### SET TASK
List each line holding the string "Lanjutan".

### Collection entries
########

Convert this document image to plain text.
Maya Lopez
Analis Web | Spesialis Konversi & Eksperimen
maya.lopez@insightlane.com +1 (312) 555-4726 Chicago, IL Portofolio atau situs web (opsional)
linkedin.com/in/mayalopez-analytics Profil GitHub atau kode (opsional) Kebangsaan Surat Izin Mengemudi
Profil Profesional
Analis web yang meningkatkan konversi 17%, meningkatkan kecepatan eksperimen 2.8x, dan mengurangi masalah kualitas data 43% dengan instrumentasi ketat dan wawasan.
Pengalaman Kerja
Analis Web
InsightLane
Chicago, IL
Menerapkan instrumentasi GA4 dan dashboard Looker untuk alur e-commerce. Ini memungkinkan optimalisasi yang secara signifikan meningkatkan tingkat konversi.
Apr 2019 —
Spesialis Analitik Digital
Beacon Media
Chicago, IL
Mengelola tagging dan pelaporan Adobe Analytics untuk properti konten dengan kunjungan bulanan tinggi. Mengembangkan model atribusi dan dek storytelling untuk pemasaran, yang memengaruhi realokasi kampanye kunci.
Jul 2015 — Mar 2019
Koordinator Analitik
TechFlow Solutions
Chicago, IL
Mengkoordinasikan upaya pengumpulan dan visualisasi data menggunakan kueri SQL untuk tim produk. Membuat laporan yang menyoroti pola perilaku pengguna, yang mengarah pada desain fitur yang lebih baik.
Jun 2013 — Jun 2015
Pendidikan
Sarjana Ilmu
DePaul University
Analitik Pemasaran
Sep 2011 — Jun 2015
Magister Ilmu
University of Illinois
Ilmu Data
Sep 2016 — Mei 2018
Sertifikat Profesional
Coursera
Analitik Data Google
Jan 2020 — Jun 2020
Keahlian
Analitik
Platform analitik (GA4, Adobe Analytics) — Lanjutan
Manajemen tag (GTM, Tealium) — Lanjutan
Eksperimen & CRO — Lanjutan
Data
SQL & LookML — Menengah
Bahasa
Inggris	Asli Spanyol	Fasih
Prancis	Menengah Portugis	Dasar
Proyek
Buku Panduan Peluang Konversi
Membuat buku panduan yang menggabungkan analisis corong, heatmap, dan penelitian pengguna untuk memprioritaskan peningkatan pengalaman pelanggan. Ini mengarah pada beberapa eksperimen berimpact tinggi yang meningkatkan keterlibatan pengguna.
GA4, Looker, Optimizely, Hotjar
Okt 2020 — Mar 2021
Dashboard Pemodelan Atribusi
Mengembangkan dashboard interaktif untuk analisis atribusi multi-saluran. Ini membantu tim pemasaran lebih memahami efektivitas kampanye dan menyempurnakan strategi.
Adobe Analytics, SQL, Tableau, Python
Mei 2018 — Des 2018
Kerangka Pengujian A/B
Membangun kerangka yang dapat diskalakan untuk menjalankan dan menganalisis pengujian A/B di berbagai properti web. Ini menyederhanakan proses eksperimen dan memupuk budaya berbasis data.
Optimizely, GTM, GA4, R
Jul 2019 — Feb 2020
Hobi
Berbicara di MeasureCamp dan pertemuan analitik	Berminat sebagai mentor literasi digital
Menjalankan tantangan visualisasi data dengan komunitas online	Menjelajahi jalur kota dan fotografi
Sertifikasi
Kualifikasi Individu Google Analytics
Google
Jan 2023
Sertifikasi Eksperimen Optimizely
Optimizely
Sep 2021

########

### TASK RESULT
Platform analitik (GA4, Adobe Analytics) — Lanjutan
Manajemen tag (GTM, Tealium) — Lanjutan
Eksperimen & CRO — Lanjutan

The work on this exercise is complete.